» Extracted information:

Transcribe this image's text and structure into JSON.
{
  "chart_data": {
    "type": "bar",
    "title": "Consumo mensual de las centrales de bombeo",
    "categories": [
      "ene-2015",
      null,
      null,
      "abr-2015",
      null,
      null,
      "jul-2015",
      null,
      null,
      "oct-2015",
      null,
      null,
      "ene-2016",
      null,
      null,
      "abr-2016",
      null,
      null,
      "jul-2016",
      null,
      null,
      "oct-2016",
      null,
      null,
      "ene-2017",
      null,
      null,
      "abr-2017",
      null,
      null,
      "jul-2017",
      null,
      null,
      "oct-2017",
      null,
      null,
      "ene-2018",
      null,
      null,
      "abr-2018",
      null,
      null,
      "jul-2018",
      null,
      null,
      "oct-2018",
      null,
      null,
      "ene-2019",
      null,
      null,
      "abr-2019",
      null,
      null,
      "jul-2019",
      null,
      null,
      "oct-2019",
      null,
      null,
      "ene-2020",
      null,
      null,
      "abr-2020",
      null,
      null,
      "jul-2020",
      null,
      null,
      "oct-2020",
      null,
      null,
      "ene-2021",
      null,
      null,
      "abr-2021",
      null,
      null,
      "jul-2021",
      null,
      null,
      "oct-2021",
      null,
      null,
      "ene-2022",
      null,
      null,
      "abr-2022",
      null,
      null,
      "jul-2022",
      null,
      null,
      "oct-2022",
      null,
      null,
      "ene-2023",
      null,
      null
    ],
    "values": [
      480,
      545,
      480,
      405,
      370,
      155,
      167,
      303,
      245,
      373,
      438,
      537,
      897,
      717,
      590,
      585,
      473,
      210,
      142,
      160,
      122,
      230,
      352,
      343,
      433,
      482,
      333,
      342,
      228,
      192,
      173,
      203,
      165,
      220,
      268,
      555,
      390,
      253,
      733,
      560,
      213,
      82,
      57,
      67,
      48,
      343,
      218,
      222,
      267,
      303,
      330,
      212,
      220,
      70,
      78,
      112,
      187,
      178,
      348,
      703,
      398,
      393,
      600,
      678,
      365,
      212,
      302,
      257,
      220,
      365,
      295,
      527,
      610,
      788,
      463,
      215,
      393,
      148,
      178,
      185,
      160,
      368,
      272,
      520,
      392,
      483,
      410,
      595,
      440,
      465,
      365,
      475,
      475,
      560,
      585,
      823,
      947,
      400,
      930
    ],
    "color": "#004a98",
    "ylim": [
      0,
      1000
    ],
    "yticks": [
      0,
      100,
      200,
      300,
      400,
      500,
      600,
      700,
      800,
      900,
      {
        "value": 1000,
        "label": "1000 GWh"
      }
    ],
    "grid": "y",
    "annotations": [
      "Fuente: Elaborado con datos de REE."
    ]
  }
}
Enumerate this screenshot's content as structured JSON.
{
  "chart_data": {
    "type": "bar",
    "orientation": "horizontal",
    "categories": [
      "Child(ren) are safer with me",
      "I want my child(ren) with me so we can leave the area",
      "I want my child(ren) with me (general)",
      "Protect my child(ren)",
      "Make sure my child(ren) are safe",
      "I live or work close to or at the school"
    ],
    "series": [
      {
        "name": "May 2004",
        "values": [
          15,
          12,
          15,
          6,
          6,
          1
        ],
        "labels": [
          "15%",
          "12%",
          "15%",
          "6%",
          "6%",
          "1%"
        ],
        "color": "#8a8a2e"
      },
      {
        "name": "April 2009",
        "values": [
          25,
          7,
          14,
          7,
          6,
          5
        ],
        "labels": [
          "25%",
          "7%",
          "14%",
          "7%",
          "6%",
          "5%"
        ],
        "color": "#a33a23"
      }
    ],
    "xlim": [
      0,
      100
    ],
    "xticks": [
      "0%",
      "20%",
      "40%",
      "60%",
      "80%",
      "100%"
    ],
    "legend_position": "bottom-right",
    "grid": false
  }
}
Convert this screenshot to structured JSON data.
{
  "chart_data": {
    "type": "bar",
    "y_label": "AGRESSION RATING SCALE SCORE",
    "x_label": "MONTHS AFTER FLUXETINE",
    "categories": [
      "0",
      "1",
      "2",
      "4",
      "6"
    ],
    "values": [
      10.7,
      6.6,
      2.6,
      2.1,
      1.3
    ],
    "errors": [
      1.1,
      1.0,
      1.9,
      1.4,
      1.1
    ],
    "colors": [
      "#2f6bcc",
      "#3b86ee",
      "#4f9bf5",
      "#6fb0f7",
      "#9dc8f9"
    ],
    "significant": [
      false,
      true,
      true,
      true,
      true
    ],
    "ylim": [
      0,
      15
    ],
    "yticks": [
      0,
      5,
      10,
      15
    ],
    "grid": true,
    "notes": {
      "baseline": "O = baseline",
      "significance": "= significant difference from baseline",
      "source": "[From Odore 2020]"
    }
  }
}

» What the task requires: Of all the lines above, how many contain the word "this"? Answer with only the number.

» Problem solution: 3